▸ **TO BE DONE**: Skip every picture and transcribe the remaining material exactly.

▸ **GIVEN INFORMATION**:

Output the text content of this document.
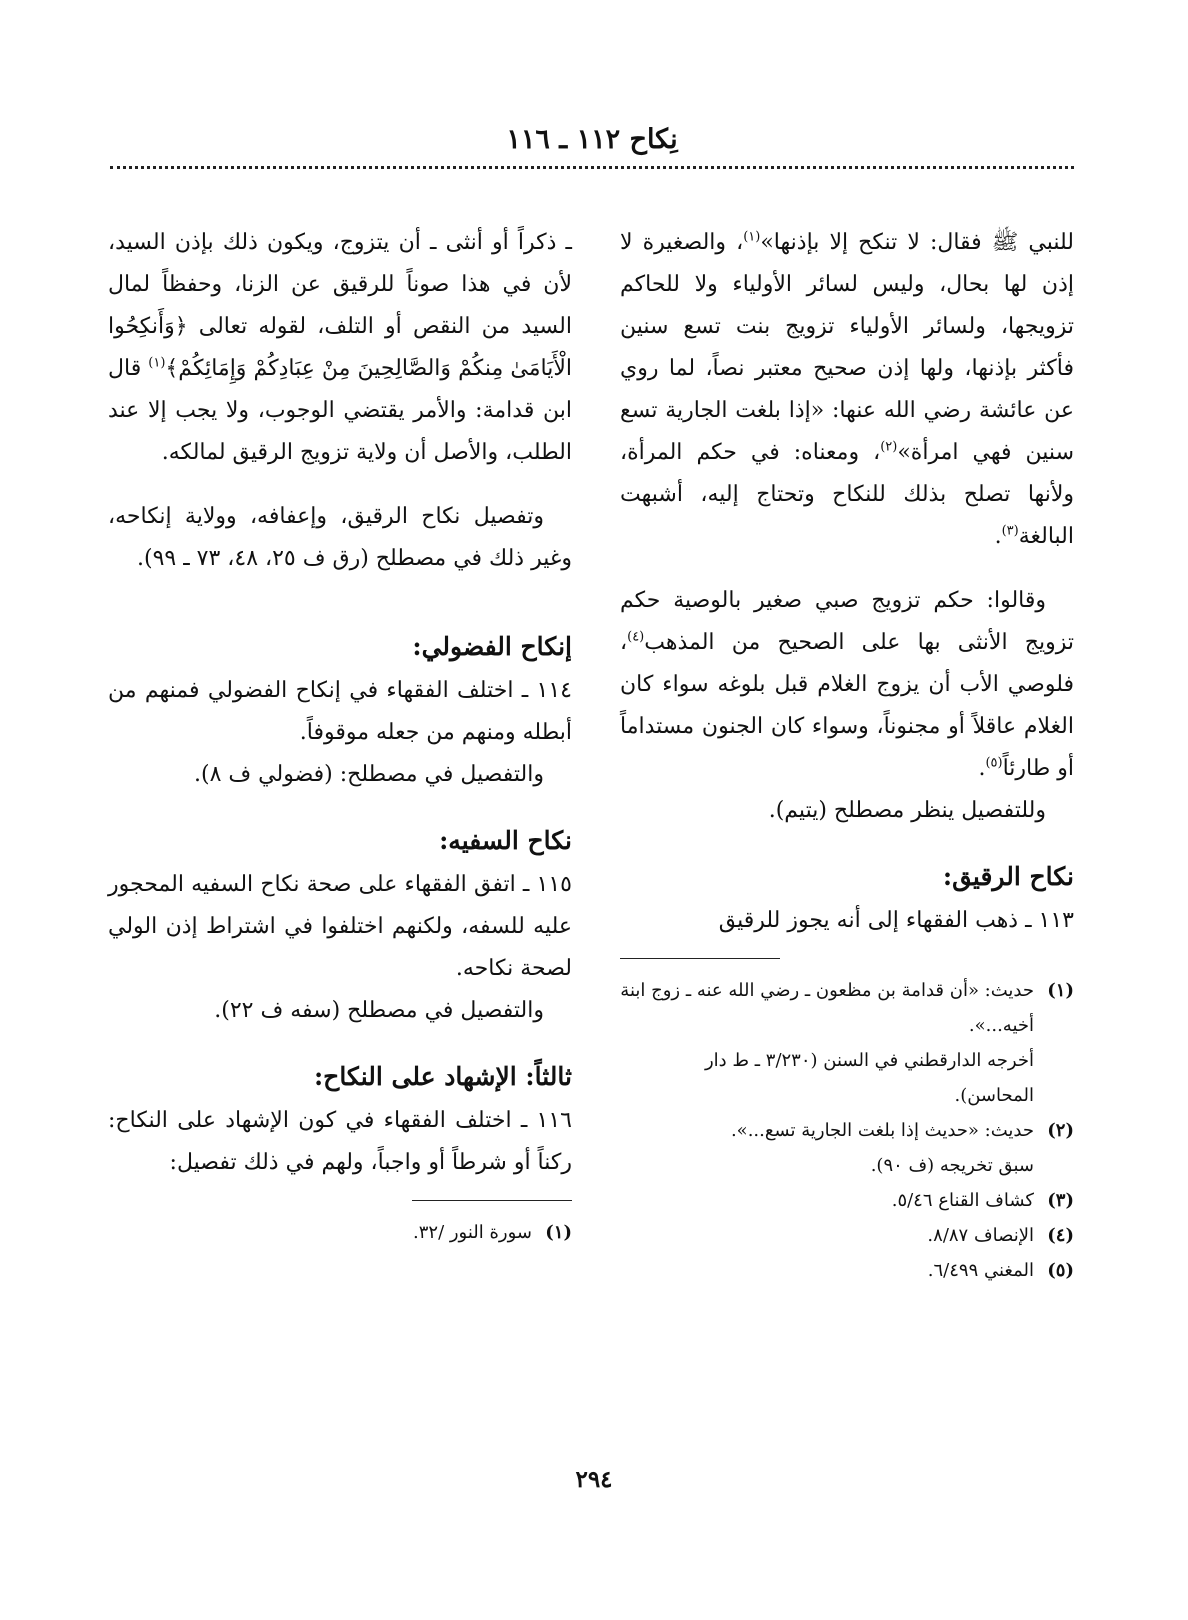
نِكاح ١١٢ ـ ١١٦

للنبي ﷺ فقال: لا تنكح إلا بإذنها»$^{(١)}$، والصغيرة لا إذن لها بحال، وليس لسائر الأولياء ولا للحاكم تزويجها، ولسائر الأولياء تزويج بنت تسع سنين فأكثر بإذنها، ولها إذن صحيح معتبر نصاً، لما روي عن عائشة رضي الله عنها: «إذا بلغت الجارية تسع سنين فهي امرأة»$^{(٢)}$، ومعناه: في حكم المرأة، ولأنها تصلح بذلك للنكاح وتحتاج إليه، أشبهت البالغة$^{(٣)}$.

وقالوا: حكم تزويج صبي صغير بالوصية حكم تزويج الأنثى بها على الصحيح من المذهب$^{(٤)}$، فلوصي الأب أن يزوج الغلام قبل بلوغه سواء كان الغلام عاقلاً أو مجنوناً، وسواء كان الجنون مستداماً أو طارئاً$^{(٥)}$.

وللتفصيل ينظر مصطلح (يتيم).

نكاح الرقيق:

١١٣ ـ ذهب الفقهاء إلى أنه يجوز للرقيق

(١)
حديث: «أن قدامة بن مظعون ـ رضي الله عنه ـ زوج ابنة أخيه...».
أخرجه الدارقطني في السنن (٣/٢٣٠ ـ ط دار المحاسن).
(٢)
حديث: «حديث إذا بلغت الجارية تسع...».
سبق تخريجه (ف ٩٠).
(٣)
كشاف القناع ٥/٤٦.
(٤)
الإنصاف ٨/٨٧.
(٥)
المغني ٦/٤٩٩.

ـ ذكراً أو أنثى ـ أن يتزوج، ويكون ذلك بإذن السيد، لأن في هذا صوناً للرقيق عن الزنا، وحفظاً لمال السيد من النقص أو التلف، لقوله تعالى ﴿وَأَنكِحُوا الْأَيَامَىٰ مِنكُمْ وَالصَّالِحِينَ مِنْ عِبَادِكُمْ وَإِمَائِكُمْ﴾$^{(١)}$ قال ابن قدامة: والأمر يقتضي الوجوب، ولا يجب إلا عند الطلب، والأصل أن ولاية تزويج الرقيق لمالكه.

وتفصيل نكاح الرقيق، وإعفافه، وولاية إنكاحه، وغير ذلك في مصطلح (رق ف ٢٥، ٤٨، ٧٣ ـ ٩٩).

إنكاح الفضولي:

١١٤ ـ اختلف الفقهاء في إنكاح الفضولي فمنهم من أبطله ومنهم من جعله موقوفاً.

والتفصيل في مصطلح: (فضولي ف ٨).

نكاح السفيه:

١١٥ ـ اتفق الفقهاء على صحة نكاح السفيه المحجور عليه للسفه، ولكنهم اختلفوا في اشتراط إذن الولي لصحة نكاحه.

والتفصيل في مصطلح (سفه ف ٢٢).

ثالثاً: الإشهاد على النكاح:

١١٦ ـ اختلف الفقهاء في كون الإشهاد على النكاح: ركناً أو شرطاً أو واجباً، ولهم في ذلك تفصيل:

(١)
سورة النور /٣٢.
٢٩٤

▸ **SOLUTION BELOW**:
Output the text content of this document.
نِكاح ١١٢ ـ ١١٦

للنبي ﷺ فقال: لا تنكح إلا بإذنها»$^{(١)}$، والصغيرة لا إذن لها بحال، وليس لسائر الأولياء ولا للحاكم تزويجها، ولسائر الأولياء تزويج بنت تسع سنين فأكثر بإذنها، ولها إذن صحيح معتبر نصاً، لما روي عن عائشة رضي الله عنها: «إذا بلغت الجارية تسع سنين فهي امرأة»$^{(٢)}$، ومعناه: في حكم المرأة، ولأنها تصلح بذلك للنكاح وتحتاج إليه، أشبهت البالغة$^{(٣)}$.

وقالوا: حكم تزويج صبي صغير بالوصية حكم تزويج الأنثى بها على الصحيح من المذهب$^{(٤)}$، فلوصي الأب أن يزوج الغلام قبل بلوغه سواء كان الغلام عاقلاً أو مجنوناً، وسواء كان الجنون مستداماً أو طارئاً$^{(٥)}$.

وللتفصيل ينظر مصطلح (يتيم).

نكاح الرقيق:

١١٣ ـ ذهب الفقهاء إلى أنه يجوز للرقيق

(١)
حديث: «أن قدامة بن مظعون ـ رضي الله عنه ـ زوج ابنة أخيه...».
أخرجه الدارقطني في السنن (٣/٢٣٠ ـ ط دار المحاسن).
(٢)
حديث: «حديث إذا بلغت الجارية تسع...».
سبق تخريجه (ف ٩٠).
(٣)
كشاف القناع ٥/٤٦.
(٤)
الإنصاف ٨/٨٧.
(٥)
المغني ٦/٤٩٩.

ـ ذكراً أو أنثى ـ أن يتزوج، ويكون ذلك بإذن السيد، لأن في هذا صوناً للرقيق عن الزنا، وحفظاً لمال السيد من النقص أو التلف، لقوله تعالى ﴿وَأَنكِحُوا الْأَيَامَىٰ مِنكُمْ وَالصَّالِحِينَ مِنْ عِبَادِكُمْ وَإِمَائِكُمْ﴾$^{(١)}$ قال ابن قدامة: والأمر يقتضي الوجوب، ولا يجب إلا عند الطلب، والأصل أن ولاية تزويج الرقيق لمالكه.

وتفصيل نكاح الرقيق، وإعفافه، وولاية إنكاحه، وغير ذلك في مصطلح (رق ف ٢٥، ٤٨، ٧٣ ـ ٩٩).

إنكاح الفضولي:

١١٤ ـ اختلف الفقهاء في إنكاح الفضولي فمنهم من أبطله ومنهم من جعله موقوفاً.

والتفصيل في مصطلح: (فضولي ف ٨).

نكاح السفيه:

١١٥ ـ اتفق الفقهاء على صحة نكاح السفيه المحجور عليه للسفه، ولكنهم اختلفوا في اشتراط إذن الولي لصحة نكاحه.

والتفصيل في مصطلح (سفه ف ٢٢).

ثالثاً: الإشهاد على النكاح:

١١٦ ـ اختلف الفقهاء في كون الإشهاد على النكاح: ركناً أو شرطاً أو واجباً، ولهم في ذلك تفصيل:

(١)
سورة النور /٣٢.
٢٩٤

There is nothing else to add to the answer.